:: Set exercise ::
Pictures in the records should not be copied, but every other part must be repeated exactly.

---- Input for this task

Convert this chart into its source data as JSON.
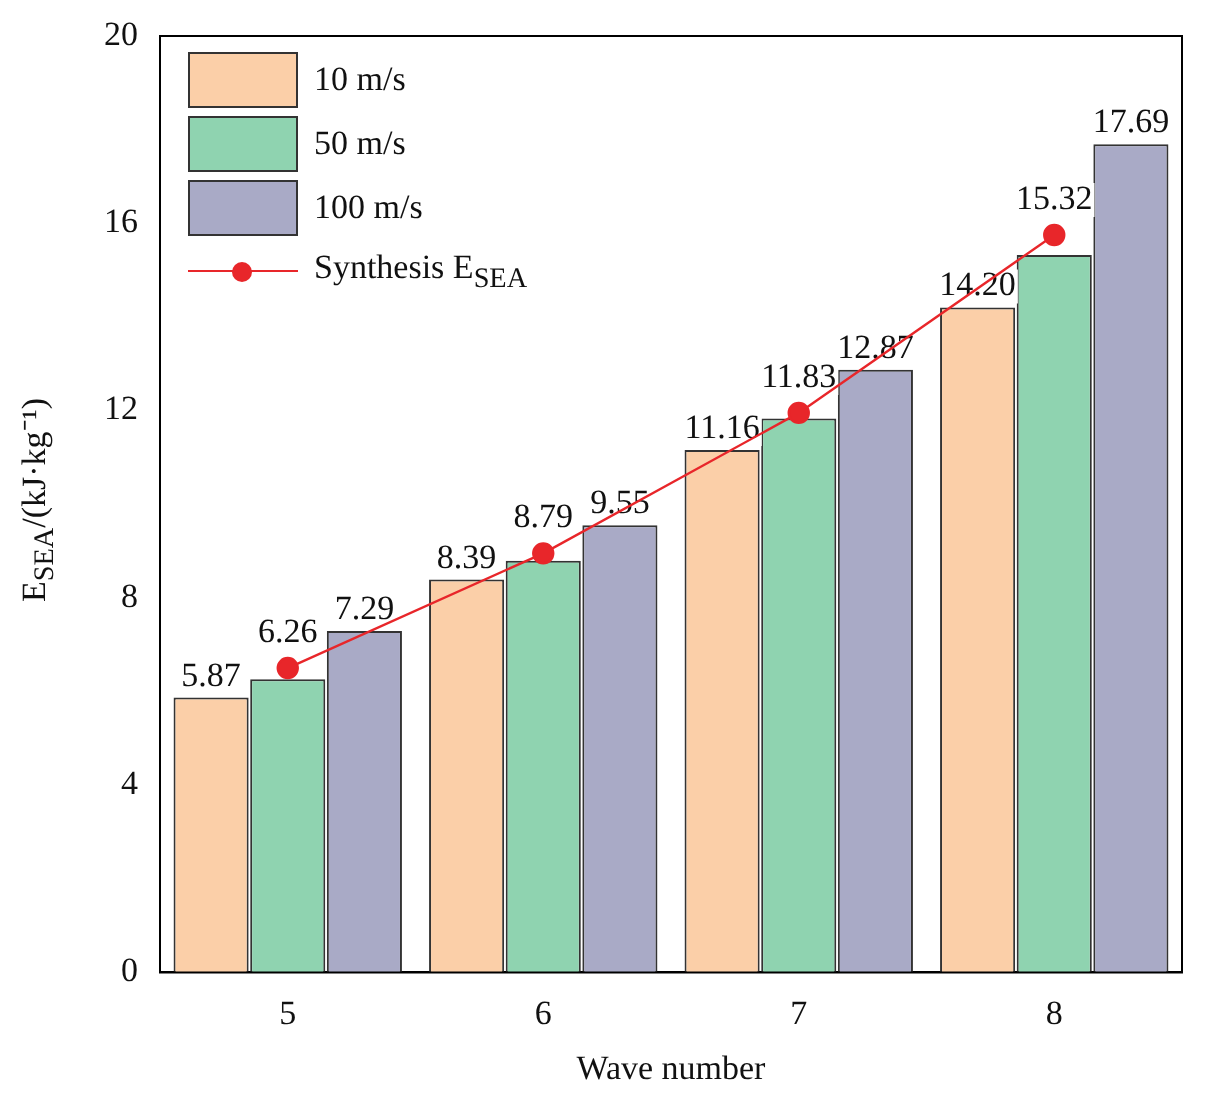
{
  "chart_data": {
    "type": "bar",
    "xlabel": "Wave number",
    "ylabel": "E$_{SEA}$/(kJ·kg⁻¹)",
    "categories": [
      "5",
      "6",
      "7",
      "8"
    ],
    "ylim": [
      0,
      20
    ],
    "yticks": [
      0,
      4,
      8,
      12,
      16,
      20
    ],
    "grid": false,
    "legend": "top left",
    "series": [
      {
        "name": "10 m/s",
        "color": "#fbcfa8",
        "values": [
          5.87,
          8.39,
          11.16,
          14.2
        ],
        "value_labels": [
          "5.87",
          "8.39",
          "11.16",
          "14.20"
        ]
      },
      {
        "name": "50 m/s",
        "color": "#8fd3b0",
        "values": [
          6.26,
          8.79,
          11.83,
          15.32
        ],
        "value_labels": [
          "6.26",
          "8.79",
          "11.83",
          "15.32"
        ]
      },
      {
        "name": "100 m/s",
        "color": "#a9aac6",
        "values": [
          7.29,
          9.55,
          12.87,
          17.69
        ],
        "value_labels": [
          "7.29",
          "9.55",
          "12.87",
          "17.69"
        ]
      },
      {
        "name": "Synthesis E$_{SEA}$",
        "type": "line",
        "color": "#e8262a",
        "marker": "circle",
        "line_style": "solid",
        "values": [
          6.5,
          8.95,
          11.95,
          15.75
        ]
      }
    ]
  }
}
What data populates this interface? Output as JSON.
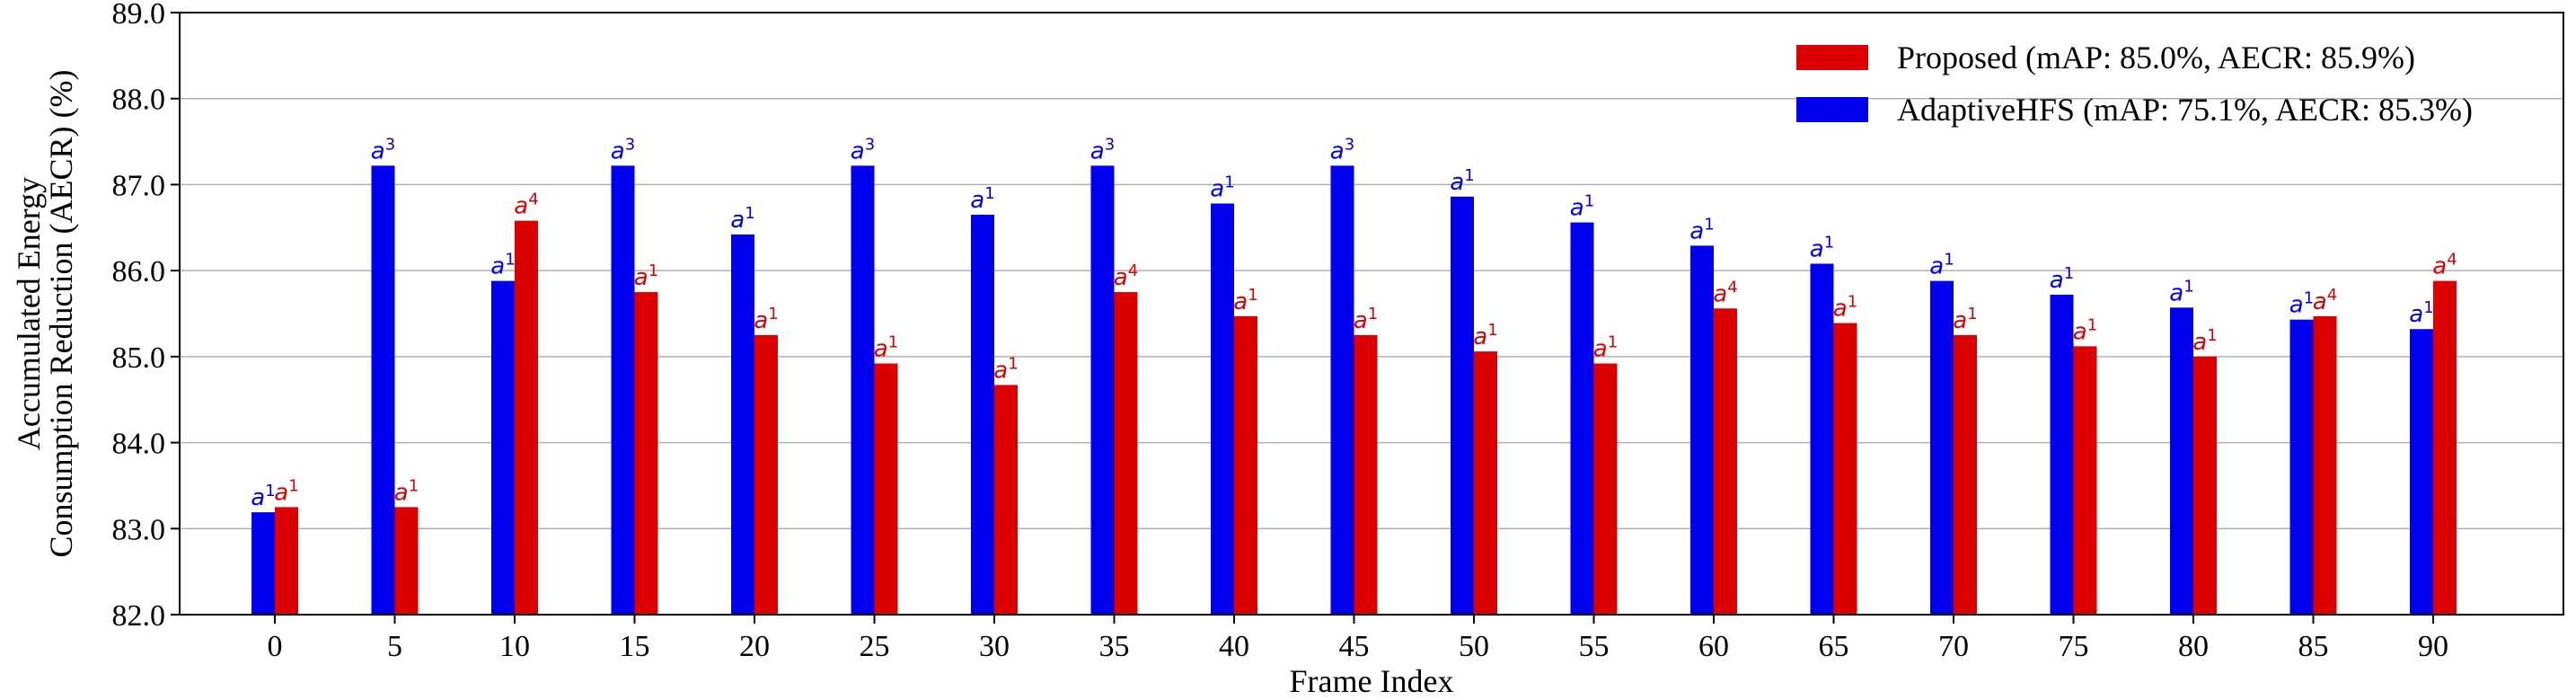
{
  "chart_data": {
    "type": "bar",
    "xlabel": "Frame Index",
    "ylabel_lines": [
      "Accumulated Energy",
      "Consumption Reduction (AECR) (%)"
    ],
    "ylim": [
      82.0,
      89.0
    ],
    "yticks": [
      "82.0",
      "83.0",
      "84.0",
      "85.0",
      "86.0",
      "87.0",
      "88.0",
      "89.0"
    ],
    "categories": [
      "0",
      "5",
      "10",
      "15",
      "20",
      "25",
      "30",
      "35",
      "40",
      "45",
      "50",
      "55",
      "60",
      "65",
      "70",
      "75",
      "80",
      "85",
      "90"
    ],
    "grid": "horizontal",
    "legend_position": "top-right",
    "series": [
      {
        "name": "Proposed (mAP: 85.0%, AECR: 85.9%)",
        "color": "#dd0000",
        "values": [
          83.25,
          83.25,
          86.58,
          85.75,
          85.25,
          84.92,
          84.67,
          85.75,
          85.47,
          85.25,
          85.06,
          84.92,
          85.56,
          85.39,
          85.25,
          85.12,
          85.0,
          85.47,
          85.88
        ],
        "labels": [
          "a",
          "a",
          "a",
          "a",
          "a",
          "a",
          "a",
          "a",
          "a",
          "a",
          "a",
          "a",
          "a",
          "a",
          "a",
          "a",
          "a",
          "a",
          "a"
        ],
        "label_sup": [
          "1",
          "1",
          "4",
          "1",
          "1",
          "1",
          "1",
          "4",
          "1",
          "1",
          "1",
          "1",
          "4",
          "1",
          "1",
          "1",
          "1",
          "4",
          "4"
        ]
      },
      {
        "name": "AdaptiveHFS (mAP: 75.1%, AECR: 85.3%)",
        "color": "#0000ee",
        "values": [
          83.19,
          87.22,
          85.88,
          87.22,
          86.42,
          87.22,
          86.65,
          87.22,
          86.78,
          87.22,
          86.86,
          86.56,
          86.29,
          86.08,
          85.88,
          85.72,
          85.57,
          85.43,
          85.32
        ],
        "labels": [
          "a",
          "a",
          "a",
          "a",
          "a",
          "a",
          "a",
          "a",
          "a",
          "a",
          "a",
          "a",
          "a",
          "a",
          "a",
          "a",
          "a",
          "a",
          "a"
        ],
        "label_sup": [
          "1",
          "3",
          "1",
          "3",
          "1",
          "3",
          "1",
          "3",
          "1",
          "3",
          "1",
          "1",
          "1",
          "1",
          "1",
          "1",
          "1",
          "1",
          "1"
        ]
      }
    ]
  }
}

--------

:: Result of the exercise ::
Convert this chart into its source data as JSON.
{
  "chart_data": {
    "type": "bar",
    "xlabel": "Wave number",
    "ylabel": "E$_{SEA}$/(kJ·kg⁻¹)",
    "categories": [
      "5",
      "6",
      "7",
      "8"
    ],
    "ylim": [
      0,
      20
    ],
    "yticks": [
      0,
      4,
      8,
      12,
      16,
      20
    ],
    "grid": false,
    "legend": "top left",
    "series": [
      {
        "name": "10 m/s",
        "color": "#fbcfa8",
        "values": [
          5.87,
          8.39,
          11.16,
          14.2
        ],
        "value_labels": [
          "5.87",
          "8.39",
          "11.16",
          "14.20"
        ]
      },
      {
        "name": "50 m/s",
        "color": "#8fd3b0",
        "values": [
          6.26,
          8.79,
          11.83,
          15.32
        ],
        "value_labels": [
          "6.26",
          "8.79",
          "11.83",
          "15.32"
        ]
      },
      {
        "name": "100 m/s",
        "color": "#a9aac6",
        "values": [
          7.29,
          9.55,
          12.87,
          17.69
        ],
        "value_labels": [
          "7.29",
          "9.55",
          "12.87",
          "17.69"
        ]
      },
      {
        "name": "Synthesis E$_{SEA}$",
        "type": "line",
        "color": "#e8262a",
        "marker": "circle",
        "line_style": "solid",
        "values": [
          6.5,
          8.95,
          11.95,
          15.75
        ]
      }
    ]
  }
}
What data populates this interface? Output as JSON.
{
  "chart_data": {
    "type": "bar",
    "xlabel": "Frame Index",
    "ylabel_lines": [
      "Accumulated Energy",
      "Consumption Reduction (AECR) (%)"
    ],
    "ylim": [
      82.0,
      89.0
    ],
    "yticks": [
      "82.0",
      "83.0",
      "84.0",
      "85.0",
      "86.0",
      "87.0",
      "88.0",
      "89.0"
    ],
    "categories": [
      "0",
      "5",
      "10",
      "15",
      "20",
      "25",
      "30",
      "35",
      "40",
      "45",
      "50",
      "55",
      "60",
      "65",
      "70",
      "75",
      "80",
      "85",
      "90"
    ],
    "grid": "horizontal",
    "legend_position": "top-right",
    "series": [
      {
        "name": "Proposed (mAP: 85.0%, AECR: 85.9%)",
        "color": "#dd0000",
        "values": [
          83.25,
          83.25,
          86.58,
          85.75,
          85.25,
          84.92,
          84.67,
          85.75,
          85.47,
          85.25,
          85.06,
          84.92,
          85.56,
          85.39,
          85.25,
          85.12,
          85.0,
          85.47,
          85.88
        ],
        "labels": [
          "a",
          "a",
          "a",
          "a",
          "a",
          "a",
          "a",
          "a",
          "a",
          "a",
          "a",
          "a",
          "a",
          "a",
          "a",
          "a",
          "a",
          "a",
          "a"
        ],
        "label_sup": [
          "1",
          "1",
          "4",
          "1",
          "1",
          "1",
          "1",
          "4",
          "1",
          "1",
          "1",
          "1",
          "4",
          "1",
          "1",
          "1",
          "1",
          "4",
          "4"
        ]
      },
      {
        "name": "AdaptiveHFS (mAP: 75.1%, AECR: 85.3%)",
        "color": "#0000ee",
        "values": [
          83.19,
          87.22,
          85.88,
          87.22,
          86.42,
          87.22,
          86.65,
          87.22,
          86.78,
          87.22,
          86.86,
          86.56,
          86.29,
          86.08,
          85.88,
          85.72,
          85.57,
          85.43,
          85.32
        ],
        "labels": [
          "a",
          "a",
          "a",
          "a",
          "a",
          "a",
          "a",
          "a",
          "a",
          "a",
          "a",
          "a",
          "a",
          "a",
          "a",
          "a",
          "a",
          "a",
          "a"
        ],
        "label_sup": [
          "1",
          "3",
          "1",
          "3",
          "1",
          "3",
          "1",
          "3",
          "1",
          "3",
          "1",
          "1",
          "1",
          "1",
          "1",
          "1",
          "1",
          "1",
          "1"
        ]
      }
    ]
  }
}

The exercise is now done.